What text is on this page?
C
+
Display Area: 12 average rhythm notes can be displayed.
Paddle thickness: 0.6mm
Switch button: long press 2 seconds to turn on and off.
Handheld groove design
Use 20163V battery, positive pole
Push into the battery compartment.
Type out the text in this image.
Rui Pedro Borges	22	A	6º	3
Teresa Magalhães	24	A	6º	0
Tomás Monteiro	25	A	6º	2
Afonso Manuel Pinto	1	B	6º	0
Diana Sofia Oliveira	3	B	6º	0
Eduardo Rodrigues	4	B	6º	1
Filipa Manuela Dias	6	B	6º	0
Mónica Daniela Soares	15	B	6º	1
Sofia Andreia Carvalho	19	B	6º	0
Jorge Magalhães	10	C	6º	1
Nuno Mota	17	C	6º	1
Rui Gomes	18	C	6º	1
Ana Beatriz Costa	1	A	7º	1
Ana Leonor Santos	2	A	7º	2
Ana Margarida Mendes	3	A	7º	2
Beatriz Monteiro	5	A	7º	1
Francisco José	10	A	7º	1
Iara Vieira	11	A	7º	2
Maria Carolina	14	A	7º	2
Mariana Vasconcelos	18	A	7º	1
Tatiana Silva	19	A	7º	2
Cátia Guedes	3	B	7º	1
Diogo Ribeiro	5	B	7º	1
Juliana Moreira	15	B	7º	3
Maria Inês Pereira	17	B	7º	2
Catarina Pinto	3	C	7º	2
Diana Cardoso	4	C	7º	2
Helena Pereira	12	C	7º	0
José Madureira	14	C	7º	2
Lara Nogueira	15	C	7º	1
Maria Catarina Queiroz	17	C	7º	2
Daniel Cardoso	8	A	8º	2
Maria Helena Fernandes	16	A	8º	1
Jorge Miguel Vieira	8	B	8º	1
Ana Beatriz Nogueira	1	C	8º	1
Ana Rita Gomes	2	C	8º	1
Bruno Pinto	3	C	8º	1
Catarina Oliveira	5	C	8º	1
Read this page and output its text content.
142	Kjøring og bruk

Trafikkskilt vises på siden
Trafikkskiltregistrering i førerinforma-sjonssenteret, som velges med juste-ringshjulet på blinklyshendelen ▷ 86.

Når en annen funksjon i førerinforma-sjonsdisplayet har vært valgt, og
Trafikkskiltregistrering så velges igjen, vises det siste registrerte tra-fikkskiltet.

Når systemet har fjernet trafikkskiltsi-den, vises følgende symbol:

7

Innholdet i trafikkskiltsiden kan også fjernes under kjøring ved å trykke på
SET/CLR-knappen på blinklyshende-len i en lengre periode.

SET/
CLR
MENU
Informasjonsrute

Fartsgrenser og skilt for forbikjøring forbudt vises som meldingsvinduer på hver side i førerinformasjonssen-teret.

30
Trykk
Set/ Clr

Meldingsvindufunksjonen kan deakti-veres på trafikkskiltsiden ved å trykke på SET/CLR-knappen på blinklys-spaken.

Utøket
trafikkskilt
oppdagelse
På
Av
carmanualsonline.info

---+---

● TASK:
Lines that hold "Sofia" are the ones to copy; find all of them.

● THE RESULT:
Diana Sofia Oliveira	3	B	6º	0
Sofia Andreia Carvalho	19	B	6º	0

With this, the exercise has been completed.